Exercise brief » Your answer should be a single number: the count of lines in the material below that hold "data".

Material shown »
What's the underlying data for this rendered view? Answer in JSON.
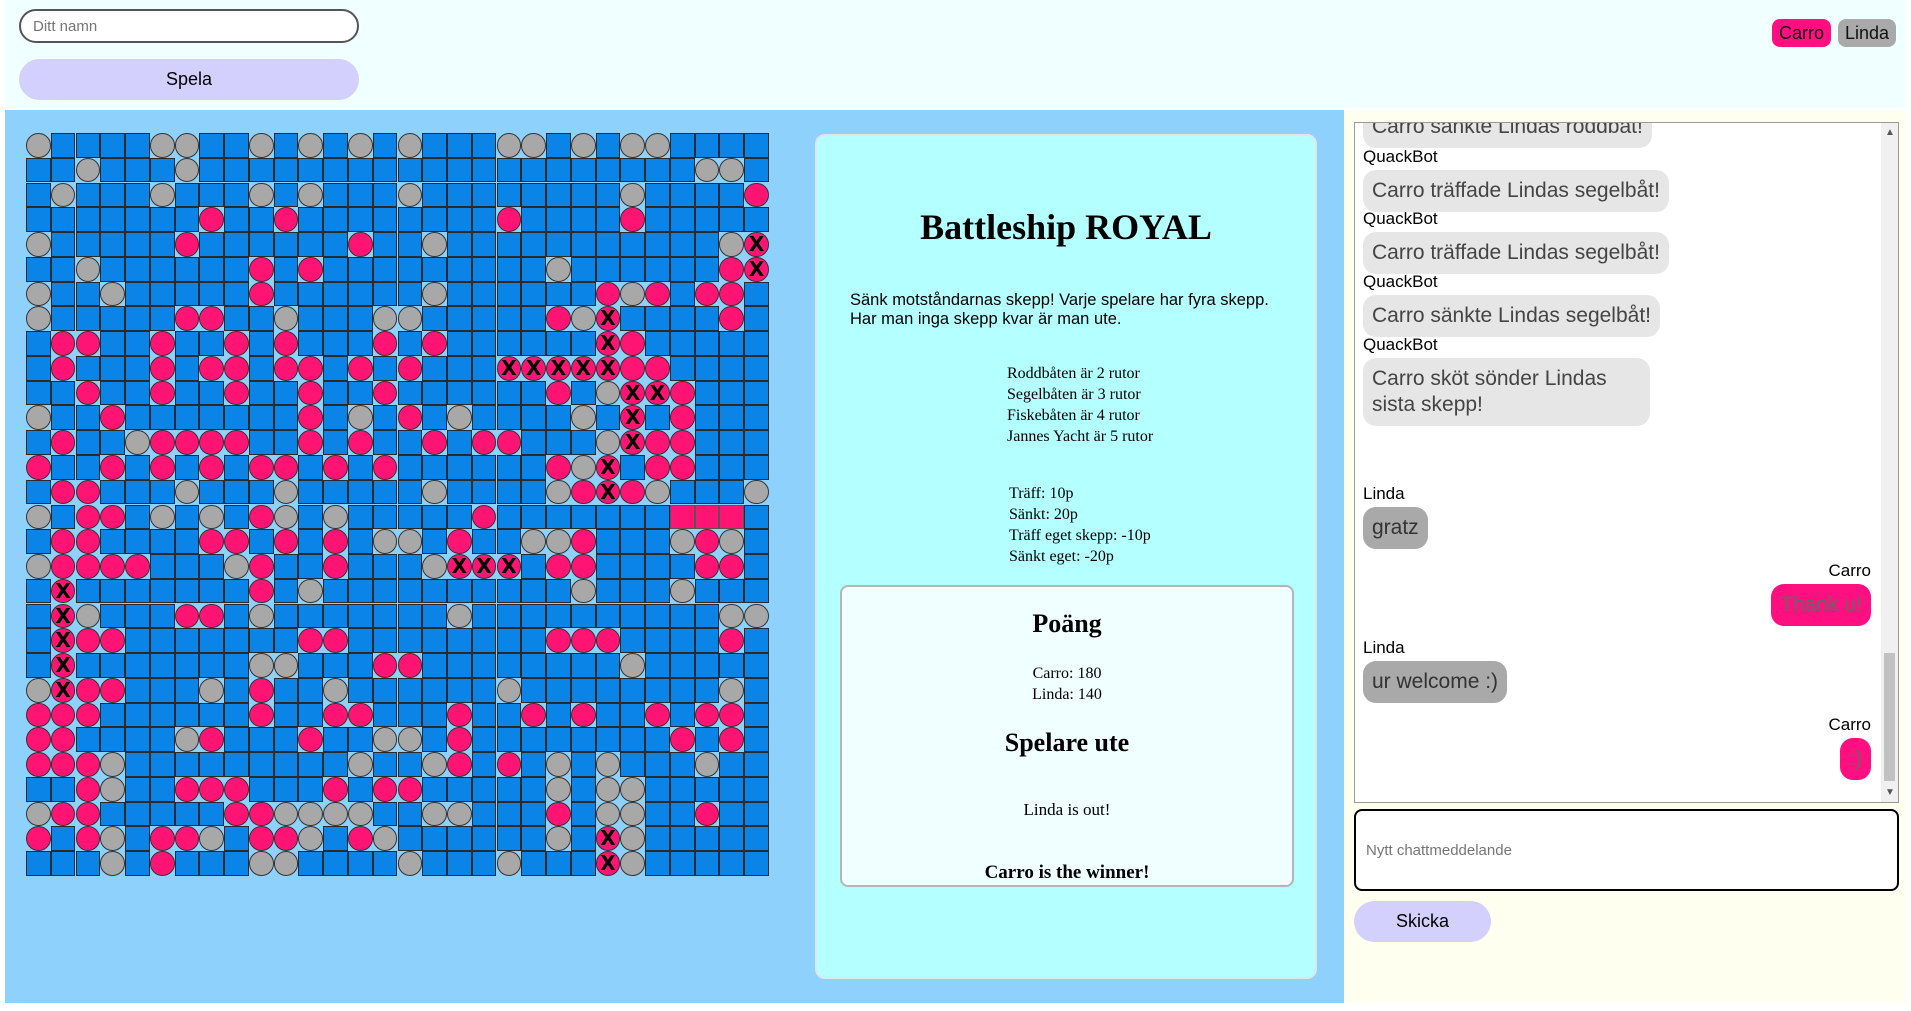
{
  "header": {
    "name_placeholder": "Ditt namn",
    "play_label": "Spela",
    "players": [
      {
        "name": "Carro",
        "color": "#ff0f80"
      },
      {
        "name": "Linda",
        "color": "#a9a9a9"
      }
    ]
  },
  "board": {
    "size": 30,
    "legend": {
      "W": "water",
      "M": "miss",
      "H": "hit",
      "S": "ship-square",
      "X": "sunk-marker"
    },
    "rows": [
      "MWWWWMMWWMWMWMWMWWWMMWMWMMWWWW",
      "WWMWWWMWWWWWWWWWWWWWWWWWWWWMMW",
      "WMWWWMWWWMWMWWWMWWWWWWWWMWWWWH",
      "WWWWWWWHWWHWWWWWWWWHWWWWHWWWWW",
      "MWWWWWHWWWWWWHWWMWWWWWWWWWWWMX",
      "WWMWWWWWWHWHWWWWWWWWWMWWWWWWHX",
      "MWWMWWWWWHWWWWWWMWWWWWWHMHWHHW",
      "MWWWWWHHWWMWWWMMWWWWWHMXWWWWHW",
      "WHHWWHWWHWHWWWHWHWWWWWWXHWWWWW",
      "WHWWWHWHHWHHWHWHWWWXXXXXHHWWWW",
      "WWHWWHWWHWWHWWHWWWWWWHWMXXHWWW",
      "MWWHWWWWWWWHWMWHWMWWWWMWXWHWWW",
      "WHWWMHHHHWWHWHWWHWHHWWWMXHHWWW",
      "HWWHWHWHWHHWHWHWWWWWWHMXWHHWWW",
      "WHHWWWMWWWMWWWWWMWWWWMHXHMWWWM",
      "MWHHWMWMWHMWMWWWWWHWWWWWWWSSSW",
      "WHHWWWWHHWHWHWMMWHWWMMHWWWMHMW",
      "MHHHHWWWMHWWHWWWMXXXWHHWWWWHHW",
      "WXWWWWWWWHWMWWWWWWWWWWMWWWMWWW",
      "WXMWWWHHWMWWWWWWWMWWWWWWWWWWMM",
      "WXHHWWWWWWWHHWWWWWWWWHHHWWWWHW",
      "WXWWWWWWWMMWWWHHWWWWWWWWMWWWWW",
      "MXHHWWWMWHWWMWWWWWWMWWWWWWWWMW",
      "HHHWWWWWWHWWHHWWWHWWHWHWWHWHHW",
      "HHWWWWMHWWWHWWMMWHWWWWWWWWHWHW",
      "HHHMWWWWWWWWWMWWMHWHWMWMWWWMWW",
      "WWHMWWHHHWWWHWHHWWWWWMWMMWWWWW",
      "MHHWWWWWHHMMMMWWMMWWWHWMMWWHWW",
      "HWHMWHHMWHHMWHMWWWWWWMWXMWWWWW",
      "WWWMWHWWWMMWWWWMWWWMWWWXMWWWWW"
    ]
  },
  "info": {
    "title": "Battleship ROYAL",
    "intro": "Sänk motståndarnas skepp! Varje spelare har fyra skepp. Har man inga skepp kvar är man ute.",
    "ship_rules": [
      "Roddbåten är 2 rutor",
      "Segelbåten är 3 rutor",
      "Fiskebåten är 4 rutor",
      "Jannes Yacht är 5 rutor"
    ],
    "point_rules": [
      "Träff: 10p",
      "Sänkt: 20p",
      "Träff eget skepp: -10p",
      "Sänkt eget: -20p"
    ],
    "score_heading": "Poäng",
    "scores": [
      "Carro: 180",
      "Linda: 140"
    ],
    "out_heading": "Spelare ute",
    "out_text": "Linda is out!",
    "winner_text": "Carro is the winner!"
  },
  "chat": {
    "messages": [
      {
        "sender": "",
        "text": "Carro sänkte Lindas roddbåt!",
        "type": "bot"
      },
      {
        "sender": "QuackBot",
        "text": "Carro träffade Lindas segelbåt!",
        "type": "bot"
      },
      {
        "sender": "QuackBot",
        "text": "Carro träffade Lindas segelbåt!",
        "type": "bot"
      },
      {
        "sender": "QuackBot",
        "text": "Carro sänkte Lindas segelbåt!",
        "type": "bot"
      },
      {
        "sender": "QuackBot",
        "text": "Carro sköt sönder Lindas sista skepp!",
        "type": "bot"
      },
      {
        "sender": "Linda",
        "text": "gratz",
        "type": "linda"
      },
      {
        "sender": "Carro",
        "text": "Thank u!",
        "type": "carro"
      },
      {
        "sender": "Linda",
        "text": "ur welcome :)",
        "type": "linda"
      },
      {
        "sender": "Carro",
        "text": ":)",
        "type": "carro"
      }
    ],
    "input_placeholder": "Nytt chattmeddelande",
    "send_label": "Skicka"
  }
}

...

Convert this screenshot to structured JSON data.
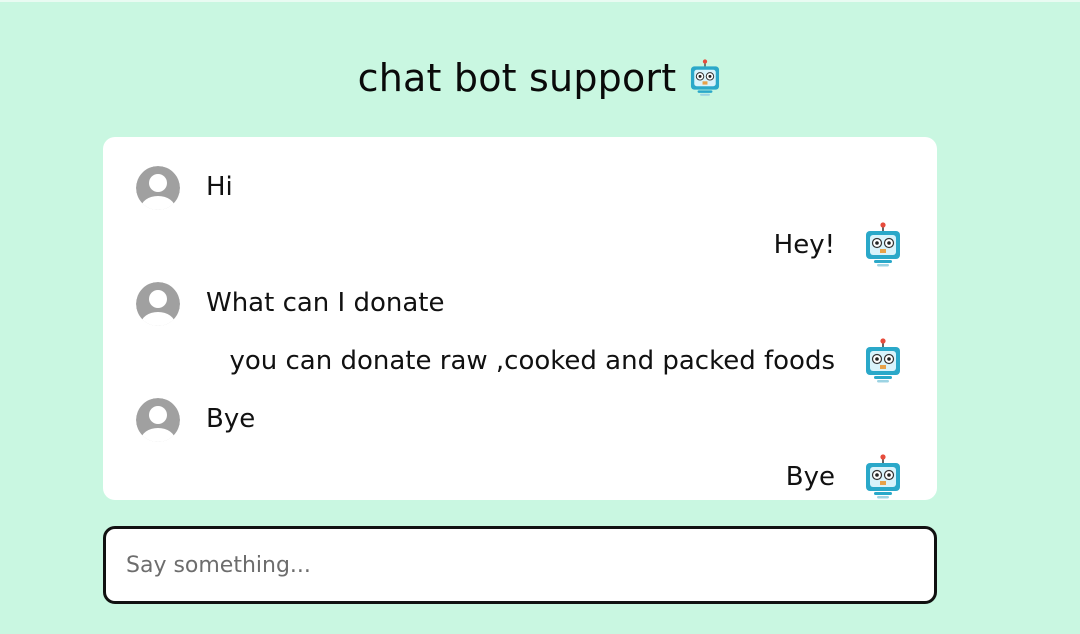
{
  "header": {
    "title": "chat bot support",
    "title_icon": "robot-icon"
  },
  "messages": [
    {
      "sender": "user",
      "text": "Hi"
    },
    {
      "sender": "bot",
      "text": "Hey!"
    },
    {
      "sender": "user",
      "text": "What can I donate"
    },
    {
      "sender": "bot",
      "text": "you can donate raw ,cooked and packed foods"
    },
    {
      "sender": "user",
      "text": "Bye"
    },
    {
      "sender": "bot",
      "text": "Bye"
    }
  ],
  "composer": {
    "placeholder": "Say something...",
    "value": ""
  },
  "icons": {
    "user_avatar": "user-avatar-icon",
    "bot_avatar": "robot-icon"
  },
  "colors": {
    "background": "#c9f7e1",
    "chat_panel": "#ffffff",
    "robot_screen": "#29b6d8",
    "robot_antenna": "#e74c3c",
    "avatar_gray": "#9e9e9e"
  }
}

Right answer » 2